## What this task involves
Copy out the data below, starting from its first line and ending with the line containing "q8-scale-10[interactable]: 10: [329, 1459, 372, 1497]", keeping both ends.

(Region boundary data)
• • • • • • •

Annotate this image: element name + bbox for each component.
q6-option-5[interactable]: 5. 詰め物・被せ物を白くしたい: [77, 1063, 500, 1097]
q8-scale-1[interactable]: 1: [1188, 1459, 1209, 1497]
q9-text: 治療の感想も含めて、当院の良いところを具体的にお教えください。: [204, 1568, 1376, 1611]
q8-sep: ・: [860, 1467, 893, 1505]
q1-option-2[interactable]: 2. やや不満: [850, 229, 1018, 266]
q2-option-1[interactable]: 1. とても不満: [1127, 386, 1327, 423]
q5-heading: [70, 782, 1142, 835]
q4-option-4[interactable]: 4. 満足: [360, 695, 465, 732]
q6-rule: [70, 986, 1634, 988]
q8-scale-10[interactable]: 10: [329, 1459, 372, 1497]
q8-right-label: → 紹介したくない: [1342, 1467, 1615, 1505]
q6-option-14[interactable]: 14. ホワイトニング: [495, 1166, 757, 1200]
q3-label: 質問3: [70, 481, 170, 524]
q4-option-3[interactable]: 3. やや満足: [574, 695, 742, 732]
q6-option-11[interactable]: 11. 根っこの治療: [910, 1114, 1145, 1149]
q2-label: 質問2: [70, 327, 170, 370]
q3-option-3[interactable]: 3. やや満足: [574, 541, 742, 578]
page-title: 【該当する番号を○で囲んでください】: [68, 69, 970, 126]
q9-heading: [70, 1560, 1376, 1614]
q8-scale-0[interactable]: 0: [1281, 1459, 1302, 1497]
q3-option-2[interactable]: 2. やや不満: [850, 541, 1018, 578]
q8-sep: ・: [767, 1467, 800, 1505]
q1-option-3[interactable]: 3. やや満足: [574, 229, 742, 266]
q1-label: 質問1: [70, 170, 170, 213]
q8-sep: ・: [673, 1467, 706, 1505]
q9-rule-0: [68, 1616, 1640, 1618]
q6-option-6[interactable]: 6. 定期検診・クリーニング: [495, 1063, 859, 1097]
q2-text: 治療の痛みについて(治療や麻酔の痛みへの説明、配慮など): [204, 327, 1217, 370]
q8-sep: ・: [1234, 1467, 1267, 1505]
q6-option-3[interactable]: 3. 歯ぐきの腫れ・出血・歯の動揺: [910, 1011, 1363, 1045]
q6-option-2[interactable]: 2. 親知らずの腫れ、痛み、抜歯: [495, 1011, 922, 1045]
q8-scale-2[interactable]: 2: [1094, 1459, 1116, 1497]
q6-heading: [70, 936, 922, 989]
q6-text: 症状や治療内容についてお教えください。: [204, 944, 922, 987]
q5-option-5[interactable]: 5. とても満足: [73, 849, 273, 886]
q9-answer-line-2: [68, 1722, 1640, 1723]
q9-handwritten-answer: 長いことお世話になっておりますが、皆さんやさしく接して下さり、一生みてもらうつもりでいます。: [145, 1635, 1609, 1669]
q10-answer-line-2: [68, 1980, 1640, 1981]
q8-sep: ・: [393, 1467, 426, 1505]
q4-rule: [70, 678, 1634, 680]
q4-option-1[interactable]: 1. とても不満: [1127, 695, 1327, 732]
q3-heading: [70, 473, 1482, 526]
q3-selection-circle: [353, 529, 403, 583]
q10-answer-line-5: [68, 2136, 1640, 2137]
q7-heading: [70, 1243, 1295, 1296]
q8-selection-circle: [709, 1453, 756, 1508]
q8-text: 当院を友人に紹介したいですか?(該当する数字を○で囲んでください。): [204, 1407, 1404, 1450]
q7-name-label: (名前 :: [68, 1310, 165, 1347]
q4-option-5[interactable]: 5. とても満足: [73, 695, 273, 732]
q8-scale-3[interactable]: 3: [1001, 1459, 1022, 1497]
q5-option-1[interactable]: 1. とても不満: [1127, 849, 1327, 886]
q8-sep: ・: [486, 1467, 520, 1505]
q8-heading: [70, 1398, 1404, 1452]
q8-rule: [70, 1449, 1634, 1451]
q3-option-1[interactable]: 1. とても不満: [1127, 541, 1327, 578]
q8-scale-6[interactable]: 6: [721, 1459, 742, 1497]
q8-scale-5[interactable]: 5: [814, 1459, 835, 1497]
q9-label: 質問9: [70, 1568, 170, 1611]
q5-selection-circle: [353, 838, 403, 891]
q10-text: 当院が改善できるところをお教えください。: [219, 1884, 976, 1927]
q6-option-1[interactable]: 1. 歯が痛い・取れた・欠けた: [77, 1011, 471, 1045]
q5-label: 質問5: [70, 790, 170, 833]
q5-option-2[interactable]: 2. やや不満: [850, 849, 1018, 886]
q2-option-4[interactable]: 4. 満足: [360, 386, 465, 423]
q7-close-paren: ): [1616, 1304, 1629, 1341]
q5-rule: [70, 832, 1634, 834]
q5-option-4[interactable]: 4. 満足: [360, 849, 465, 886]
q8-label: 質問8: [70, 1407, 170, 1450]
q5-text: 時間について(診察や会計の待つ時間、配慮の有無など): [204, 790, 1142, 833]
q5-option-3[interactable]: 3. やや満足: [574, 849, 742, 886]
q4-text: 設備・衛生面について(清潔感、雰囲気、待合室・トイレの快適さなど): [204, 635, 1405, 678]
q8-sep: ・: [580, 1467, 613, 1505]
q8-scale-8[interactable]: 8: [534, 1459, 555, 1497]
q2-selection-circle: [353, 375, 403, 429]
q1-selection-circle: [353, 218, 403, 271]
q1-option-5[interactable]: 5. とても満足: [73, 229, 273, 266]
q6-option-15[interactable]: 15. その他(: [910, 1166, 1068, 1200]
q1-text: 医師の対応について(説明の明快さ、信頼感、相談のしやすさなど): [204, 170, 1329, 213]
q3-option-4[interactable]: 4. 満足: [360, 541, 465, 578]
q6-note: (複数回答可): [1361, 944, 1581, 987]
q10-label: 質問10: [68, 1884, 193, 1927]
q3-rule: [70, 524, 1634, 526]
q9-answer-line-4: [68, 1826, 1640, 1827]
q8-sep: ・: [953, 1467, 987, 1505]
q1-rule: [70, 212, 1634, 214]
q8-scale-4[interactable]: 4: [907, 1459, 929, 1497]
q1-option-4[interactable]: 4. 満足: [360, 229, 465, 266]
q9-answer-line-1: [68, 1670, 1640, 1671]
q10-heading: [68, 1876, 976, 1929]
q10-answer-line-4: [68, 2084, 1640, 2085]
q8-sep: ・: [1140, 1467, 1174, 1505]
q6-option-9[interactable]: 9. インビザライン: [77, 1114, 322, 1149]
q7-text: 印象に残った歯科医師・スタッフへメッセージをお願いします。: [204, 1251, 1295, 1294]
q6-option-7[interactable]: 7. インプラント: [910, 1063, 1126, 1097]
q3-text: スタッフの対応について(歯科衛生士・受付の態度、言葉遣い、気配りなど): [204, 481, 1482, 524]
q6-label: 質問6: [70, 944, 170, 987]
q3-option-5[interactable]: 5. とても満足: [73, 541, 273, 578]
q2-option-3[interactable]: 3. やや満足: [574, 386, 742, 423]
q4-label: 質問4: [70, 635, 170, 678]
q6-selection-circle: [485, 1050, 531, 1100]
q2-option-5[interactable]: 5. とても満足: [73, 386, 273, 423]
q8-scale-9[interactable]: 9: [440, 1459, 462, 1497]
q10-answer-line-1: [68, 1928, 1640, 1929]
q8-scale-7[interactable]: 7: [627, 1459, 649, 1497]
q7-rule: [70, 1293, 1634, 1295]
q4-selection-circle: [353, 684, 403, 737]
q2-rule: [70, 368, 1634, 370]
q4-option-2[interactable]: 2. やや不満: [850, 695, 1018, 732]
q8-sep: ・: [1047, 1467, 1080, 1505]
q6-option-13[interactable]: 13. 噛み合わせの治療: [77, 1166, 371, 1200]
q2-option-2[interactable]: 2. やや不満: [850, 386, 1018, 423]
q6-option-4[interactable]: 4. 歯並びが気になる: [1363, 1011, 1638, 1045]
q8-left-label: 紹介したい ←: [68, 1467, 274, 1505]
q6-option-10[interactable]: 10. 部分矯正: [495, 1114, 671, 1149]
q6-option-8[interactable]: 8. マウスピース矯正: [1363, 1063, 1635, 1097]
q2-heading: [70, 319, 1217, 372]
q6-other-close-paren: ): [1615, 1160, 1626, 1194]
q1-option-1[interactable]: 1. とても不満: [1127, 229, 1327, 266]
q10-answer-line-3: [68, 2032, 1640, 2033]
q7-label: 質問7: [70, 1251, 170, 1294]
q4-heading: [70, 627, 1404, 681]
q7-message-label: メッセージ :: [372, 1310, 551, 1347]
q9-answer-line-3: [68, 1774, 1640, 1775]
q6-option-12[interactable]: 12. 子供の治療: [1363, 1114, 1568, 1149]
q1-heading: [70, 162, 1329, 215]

• • • • • • •

## Exercise solution
Annotate this image: element name + bbox for each component.
q6-option-5[interactable]: 5. 詰め物・被せ物を白くしたい: [77, 1063, 500, 1097]
q8-scale-1[interactable]: 1: [1188, 1459, 1209, 1497]
q9-text: 治療の感想も含めて、当院の良いところを具体的にお教えください。: [204, 1568, 1376, 1611]
q8-sep: ・: [860, 1467, 893, 1505]
q1-option-2[interactable]: 2. やや不満: [850, 229, 1018, 266]
q2-option-1[interactable]: 1. とても不満: [1127, 386, 1327, 423]
q5-heading: [70, 782, 1142, 835]
q4-option-4[interactable]: 4. 満足: [360, 695, 465, 732]
q6-rule: [70, 986, 1634, 988]
q8-scale-10[interactable]: 10: [329, 1459, 372, 1497]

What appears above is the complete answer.